DOCUMENT SEGMENT
- - - - - - -
Rule 2 - Carousels Are the Format Advantage

Document posts (PDF carousels) generate 6.60% average engagement - the highest of any LinkedIn format. Text-only posts average around 2%. That is a 3x gap, and it is driven by the format itself, not creative talent.

Carousels are built to be saved by design. The multi-page swipe format naturally generates dwell time (the algorithm's attention signal), and readers save carousels for later reference far more frequently than text posts. Under 360Brew, dwell time and saves are the two metrics that matter most. Carousels deliver both.

The data from Richard van der Blom's 2026 analysis puts carousel median engagement at 21.77% - generating 3x more engagement than video and 6x more than plain text. Teams not producing carousels are structurally disadvantaged on reach, regardless of how well they write.

The production barrier is lower than most teams assume. A carousel does not require a designer. The simplest format is a 6-8 slide PDF with one key point per slide, text over a clean background, created in Figma, Canva, or even Google Slides exported as PDF. The format works because it combines two things the algorithm rewards: extended dwell time (each slide swipe is a new attention signal) and save-worthy reference material (multi-page formats feel like documents, and documents get bookmarked).

One of the highest-ROI content moves a B2B team can make right now is taking their top-performing text posts from the past 90 days and converting them into carousels. The content has already been validated by engagement. The format lift from 2% to 6.60% is structural and repeatable. This is not a creative challenge - it is a production workflow decision.

Rule 3 - Pick a Lane, Stay in It

Topic authority is the LinkedIn algorithm's internal credibility score for how strongly your profile is associated with a subject area. It builds over 60+ days of consistent niche posting and delivers up to 78% higher distribution once established. Six months of one topic beats one year of variety.

The mechanism is specific: 360Brew cross-references your claimed expertise (profile headline, About section, experience) against your actual content. A "GTM expert" who posts motivational quotes gets assessed as less credible. The algorithm also evaluates the credibility of your engagers - if your audience does not match your claimed niche, distribution gets restricted.

This creates a compounding asset. Once topic authority is established, it becomes a moat that competitors cannot replicate quickly. But switching topics resets it. Content pillars need to be defined and defended, not rotated by whatever is trending this week.

For B2B teams, this has a direct operational implication. Every content calendar needs to answer one question before anything gets published: "Does this post reinforce the topic authority we are building?" If the answer is no - if it is a reactive post about a trending news story outside your niche, or a motivational quote that has nothing to do with your area of expertise - it actively hurts your distribution by making your profile harder for the algorithm to classify.

The research is specific on what "consistency" means. It is not about posting the same thing repeatedly. It is about approaching the same subject from different angles over time. A GTM-focused team might cover outbound sequencing, signal-based targeting, deliverability infrastructure, and pipeline reporting - all different posts, all reinforcing the same topic cluster. Each post teaches the algorithm more about what your profile is known for, and each post increases the probability that the next one gets surfaced to the right audience.
- - - - - - -
DATA SUPPLIED
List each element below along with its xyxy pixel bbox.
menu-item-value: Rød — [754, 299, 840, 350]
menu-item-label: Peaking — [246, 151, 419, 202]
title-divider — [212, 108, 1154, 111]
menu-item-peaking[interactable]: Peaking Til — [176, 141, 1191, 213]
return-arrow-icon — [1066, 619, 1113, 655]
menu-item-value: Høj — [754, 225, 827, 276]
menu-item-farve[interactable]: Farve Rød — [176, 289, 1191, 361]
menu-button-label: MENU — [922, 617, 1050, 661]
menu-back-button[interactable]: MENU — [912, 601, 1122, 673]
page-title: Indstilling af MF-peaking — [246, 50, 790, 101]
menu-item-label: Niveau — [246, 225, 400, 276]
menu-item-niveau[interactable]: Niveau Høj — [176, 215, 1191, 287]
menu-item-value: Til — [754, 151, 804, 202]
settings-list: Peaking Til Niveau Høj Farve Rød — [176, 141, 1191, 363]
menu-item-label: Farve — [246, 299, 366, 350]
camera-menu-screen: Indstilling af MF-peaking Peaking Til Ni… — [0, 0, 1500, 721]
- - - - - - -
YOUR OBJECTIVE
Reproduce word for word the part of the LinkedIn content rules text from "Rule 2 - Carousels" to "Carousels deliver both.".

CORRECT OUTPUT
Rule 2 - Carousels Are the Format Advantage

Document posts (PDF carousels) generate 6.60% average engagement - the highest of any LinkedIn format. Text-only posts average around 2%. That is a 3x gap, and it is driven by the format itself, not creative talent.

Carousels are built to be saved by design. The multi-page swipe format naturally generates dwell time (the algorithm's attention signal), and readers save carousels for later reference far more frequently than text posts. Under 360Brew, dwell time and saves are the two metrics that matter most. Carousels deliver both.